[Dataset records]
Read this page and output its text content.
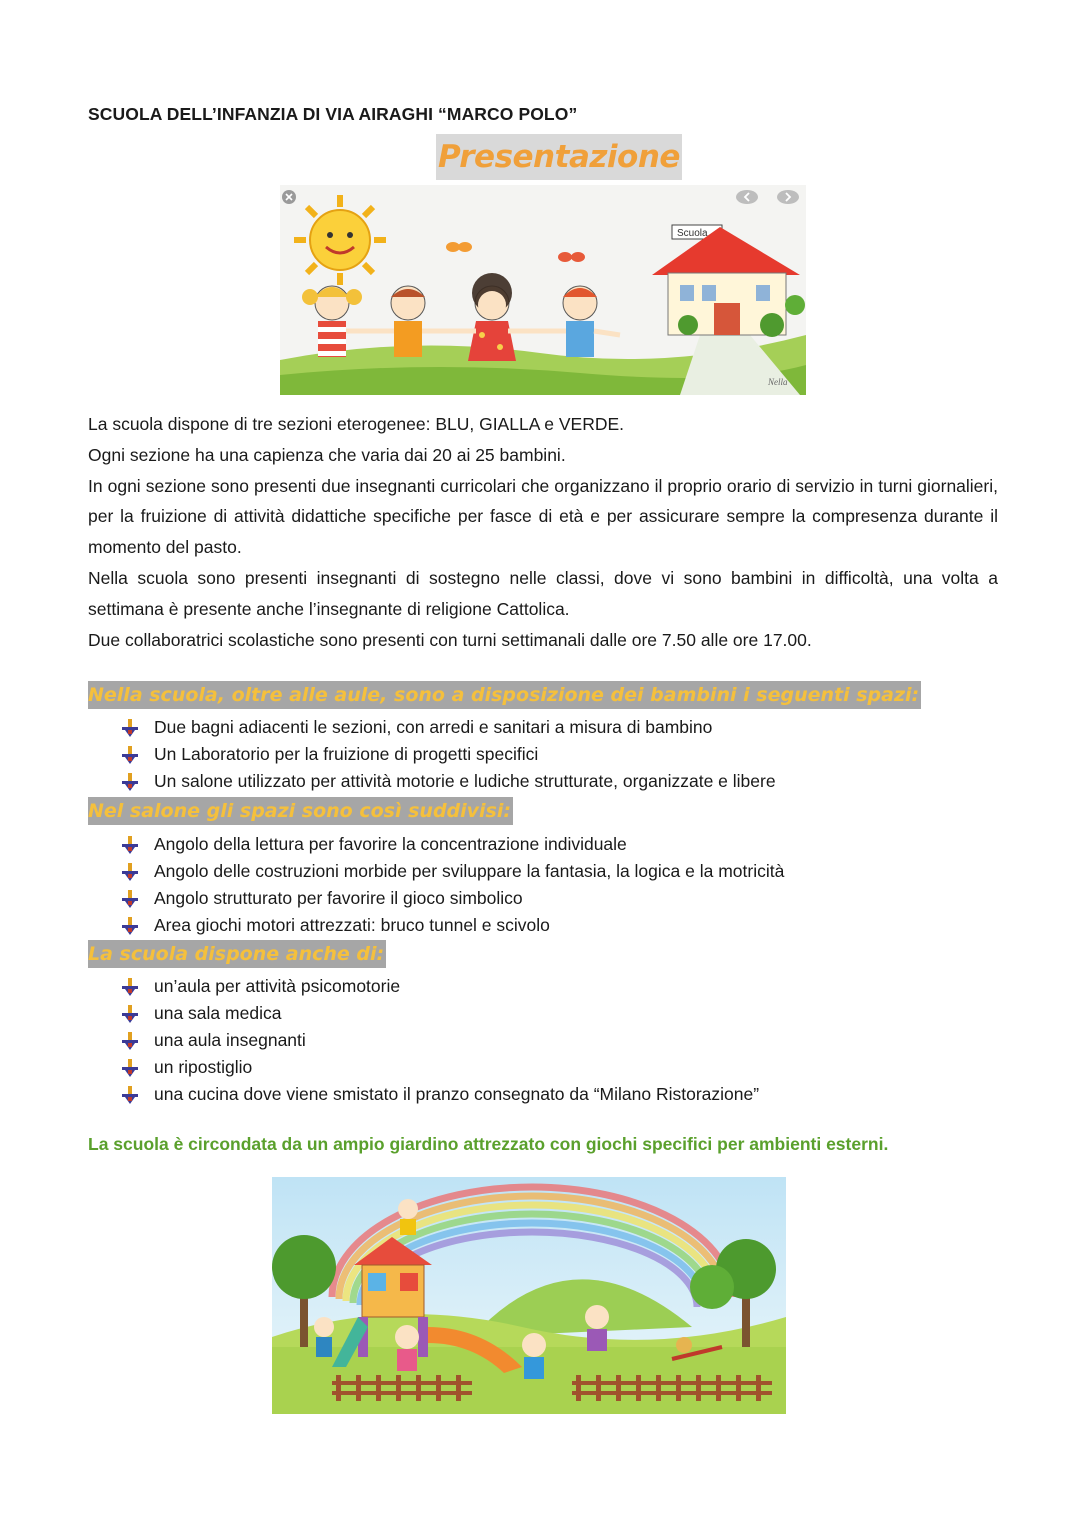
SCUOLA DELL’INFANZIA DI VIA AIRAGHI “MARCO POLO”
Presentazione
Scuola
Nella
La scuola dispone di tre sezioni eterogenee: BLU, GIALLA e VERDE.
Ogni sezione ha una capienza che varia dai 20 ai 25 bambini.
In ogni sezione sono presenti due insegnanti curricolari che organizzano il proprio orario di servizio in turni giornalieri, per la fruizione di attività didattiche specifiche per fasce di età e per assicurare sempre la compresenza durante il momento del pasto.
Nella scuola sono presenti insegnanti di sostegno nelle classi, dove vi sono bambini in difficoltà, una volta a settimana è presente anche l’insegnante di religione Cattolica.
Due collaboratrici scolastiche sono presenti con turni settimanali dalle ore 7.50 alle ore 17.00.
Nella scuola, oltre alle aule, sono a disposizione dei bambini i seguenti spazi:
Due bagni adiacenti le sezioni, con arredi e sanitari a misura di bambino
Un Laboratorio per la fruizione di progetti specifici
Un salone utilizzato per attività motorie e ludiche strutturate, organizzate e libere
Nel salone gli spazi sono così suddivisi:
Angolo della lettura per favorire la concentrazione individuale
Angolo delle costruzioni morbide per sviluppare la fantasia, la logica e la motricità
Angolo strutturato per favorire il gioco simbolico
Area giochi motori attrezzati: bruco tunnel e scivolo
La scuola dispone anche di:
un’aula per attività psicomotorie
una sala medica
una aula insegnanti
un ripostiglio
una cucina dove viene smistato il pranzo consegnato da “Milano Ristorazione”
La scuola è circondata da un ampio giardino attrezzato con giochi specifici per ambienti esterni.
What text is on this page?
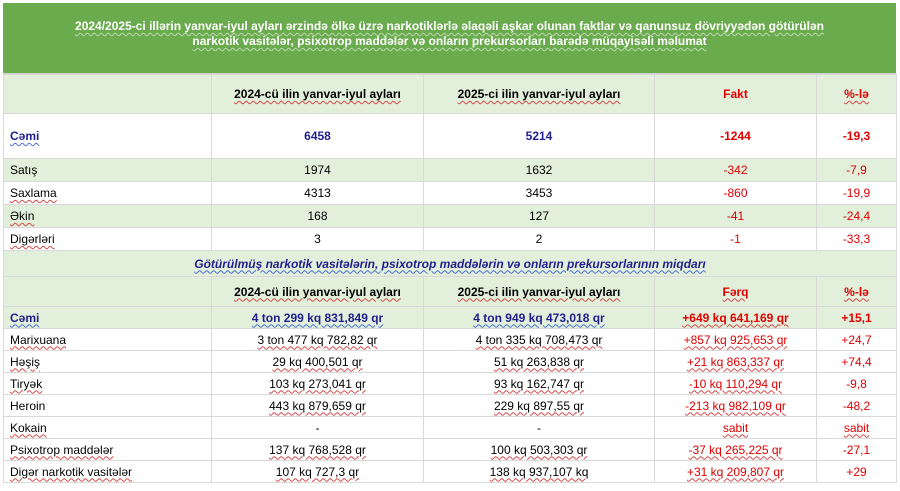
2024/2025-ci illərin yanvar-iyul ayları ərzində ölkə üzrə narkotiklərlə əlaqəli aşkar olunan faktlar və qanunsuz dövriyyədən götürülən
narkotik vasitələr, psixotrop maddələr və onların prekursorları barədə müqayisəli məlumat
	2024-cü ilin yanvar-iyul ayları	2025-ci ilin yanvar-iyul ayları	Fakt	%-lə
Cəmi	6458	5214	-1244	-19,3
Satış	1974	1632	-342	-7,9
Saxlama	4313	3453	-860	-19,9
Əkin	168	127	-41	-24,4
Digərləri	3	2	-1	-33,3
Götürülmüş narkotik vasitələrin, psixotrop maddələrin və onların prekursorlarının miqdarı				
	2024-cü ilin yanvar-iyul ayları	2025-ci ilin yanvar-iyul ayları	Fərq	%-lə
Cəmi	4 ton 299 kq 831,849 qr	4 ton 949 kq 473,018 qr	+649 kq 641,169 qr	+15,1
Marixuana	3 ton 477 kq 782,82 qr	4 ton 335 kq 708,473 qr	+857 kq 925,653 qr	+24,7
Həşiş	29 kq 400,501 qr	51 kq 263,838 qr	+21 kq 863,337 qr	+74,4
Tiryək	103 kq 273,041 qr	93 kq 162,747 qr	-10 kq 110,294 qr	-9,8
Heroin	443 kq 879,659 qr	229 kq 897,55 qr	-213 kq 982,109 qr	-48,2
Kokain	-	-	sabit	sabit
Psixotrop maddələr	137 kq 768,528 qr	100 kq 503,303 qr	-37 kq 265,225 qr	-27,1
Digər narkotik vasitələr	107 kq 727,3 qr	138 kq 937,107 kq	+31 kq 209,807 qr	+29
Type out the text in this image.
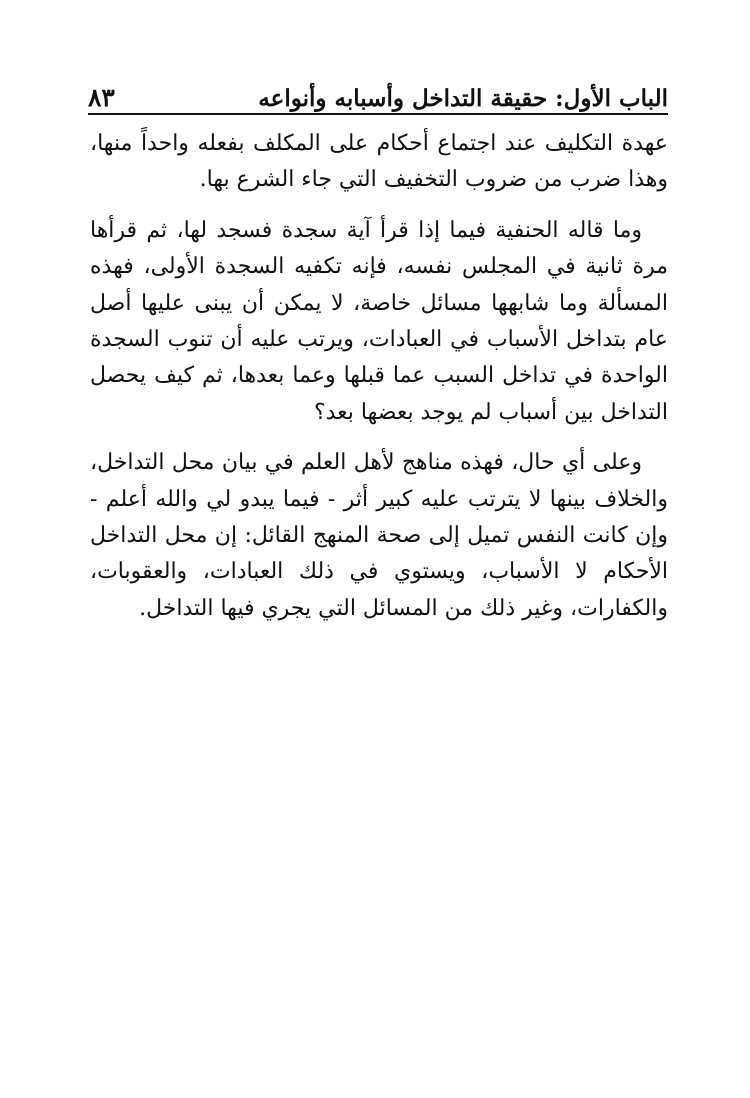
الباب الأول: حقيقة التداخل وأسبابه وأنواعه
٨٣

عهدة التكليف عند اجتماع أحكام على المكلف بفعله واحداً منها، وهذا ضرب من ضروب التخفيف التي جاء الشرع بها.

وما قاله الحنفية فيما إذا قرأ آية سجدة فسجد لها، ثم قرأها مرة ثانية في المجلس نفسه، فإنه تكفيه السجدة الأولى، فهذه المسألة وما شابهها مسائل خاصة، لا يمكن أن يبنى عليها أصل عام بتداخل الأسباب في العبادات، ويرتب عليه أن تنوب السجدة الواحدة في تداخل السبب عما قبلها وعما بعدها، ثم كيف يحصل التداخل بين أسباب لم يوجد بعضها بعد؟

وعلى أي حال، فهذه مناهج لأهل العلم في بيان محل التداخل، والخلاف بينها لا يترتب عليه كبير أثر - فيما يبدو لي والله أعلم - وإن كانت النفس تميل إلى صحة المنهج القائل: إن محل التداخل الأحكام لا الأسباب، ويستوي في ذلك العبادات، والعقوبات، والكفارات، وغير ذلك من المسائل التي يجري فيها التداخل.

[INSTRUCTIONS FOR THE TASK] Reproduce all of the data exactly; the pictures do not belong in the copy.

[OUTPUT OF THE EXERCISE]
Read this page and output its text content.
SCUOLA DELL’INFANZIA DI VIA AIRAGHI “MARCO POLO”
Presentazione
Scuola
Nella
La scuola dispone di tre sezioni eterogenee: BLU, GIALLA e VERDE.
Ogni sezione ha una capienza che varia dai 20 ai 25 bambini.
In ogni sezione sono presenti due insegnanti curricolari che organizzano il proprio orario di servizio in turni giornalieri, per la fruizione di attività didattiche specifiche per fasce di età e per assicurare sempre la compresenza durante il momento del pasto.
Nella scuola sono presenti insegnanti di sostegno nelle classi, dove vi sono bambini in difficoltà, una volta a settimana è presente anche l’insegnante di religione Cattolica.
Due collaboratrici scolastiche sono presenti con turni settimanali dalle ore 7.50 alle ore 17.00.
Nella scuola, oltre alle aule, sono a disposizione dei bambini i seguenti spazi:
Due bagni adiacenti le sezioni, con arredi e sanitari a misura di bambino
Un Laboratorio per la fruizione di progetti specifici
Un salone utilizzato per attività motorie e ludiche strutturate, organizzate e libere
Nel salone gli spazi sono così suddivisi:
Angolo della lettura per favorire la concentrazione individuale
Angolo delle costruzioni morbide per sviluppare la fantasia, la logica e la motricità
Angolo strutturato per favorire il gioco simbolico
Area giochi motori attrezzati: bruco tunnel e scivolo
La scuola dispone anche di:
un’aula per attività psicomotorie
una sala medica
una aula insegnanti
un ripostiglio
una cucina dove viene smistato il pranzo consegnato da “Milano Ristorazione”
La scuola è circondata da un ampio giardino attrezzato con giochi specifici per ambienti esterni.
What text is on this page?
2024/2025-ci illərin yanvar-iyul ayları ərzində ölkə üzrə narkotiklərlə əlaqəli aşkar olunan faktlar və qanunsuz dövriyyədən götürülən
narkotik vasitələr, psixotrop maddələr və onların prekursorları barədə müqayisəli məlumat
	2024-cü ilin yanvar-iyul ayları	2025-ci ilin yanvar-iyul ayları	Fakt	%-lə
Cəmi	6458	5214	-1244	-19,3
Satış	1974	1632	-342	-7,9
Saxlama	4313	3453	-860	-19,9
Əkin	168	127	-41	-24,4
Digərləri	3	2	-1	-33,3
Götürülmüş narkotik vasitələrin, psixotrop maddələrin və onların prekursorlarının miqdarı				
	2024-cü ilin yanvar-iyul ayları	2025-ci ilin yanvar-iyul ayları	Fərq	%-lə
Cəmi	4 ton 299 kq 831,849 qr	4 ton 949 kq 473,018 qr	+649 kq 641,169 qr	+15,1
Marixuana	3 ton 477 kq 782,82 qr	4 ton 335 kq 708,473 qr	+857 kq 925,653 qr	+24,7
Həşiş	29 kq 400,501 qr	51 kq 263,838 qr	+21 kq 863,337 qr	+74,4
Tiryək	103 kq 273,041 qr	93 kq 162,747 qr	-10 kq 110,294 qr	-9,8
Heroin	443 kq 879,659 qr	229 kq 897,55 qr	-213 kq 982,109 qr	-48,2
Kokain	-	-	sabit	sabit
Psixotrop maddələr	137 kq 768,528 qr	100 kq 503,303 qr	-37 kq 265,225 qr	-27,1
Digər narkotik vasitələr	107 kq 727,3 qr	138 kq 937,107 kq	+31 kq 209,807 qr	+29
Type out the text in this image.
الباب الأول: حقيقة التداخل وأسبابه وأنواعه
٨٣

عهدة التكليف عند اجتماع أحكام على المكلف بفعله واحداً منها، وهذا ضرب من ضروب التخفيف التي جاء الشرع بها.

وما قاله الحنفية فيما إذا قرأ آية سجدة فسجد لها، ثم قرأها مرة ثانية في المجلس نفسه، فإنه تكفيه السجدة الأولى، فهذه المسألة وما شابهها مسائل خاصة، لا يمكن أن يبنى عليها أصل عام بتداخل الأسباب في العبادات، ويرتب عليه أن تنوب السجدة الواحدة في تداخل السبب عما قبلها وعما بعدها، ثم كيف يحصل التداخل بين أسباب لم يوجد بعضها بعد؟

وعلى أي حال، فهذه مناهج لأهل العلم في بيان محل التداخل، والخلاف بينها لا يترتب عليه كبير أثر - فيما يبدو لي والله أعلم - وإن كانت النفس تميل إلى صحة المنهج القائل: إن محل التداخل الأحكام لا الأسباب، ويستوي في ذلك العبادات، والعقوبات، والكفارات، وغير ذلك من المسائل التي يجري فيها التداخل.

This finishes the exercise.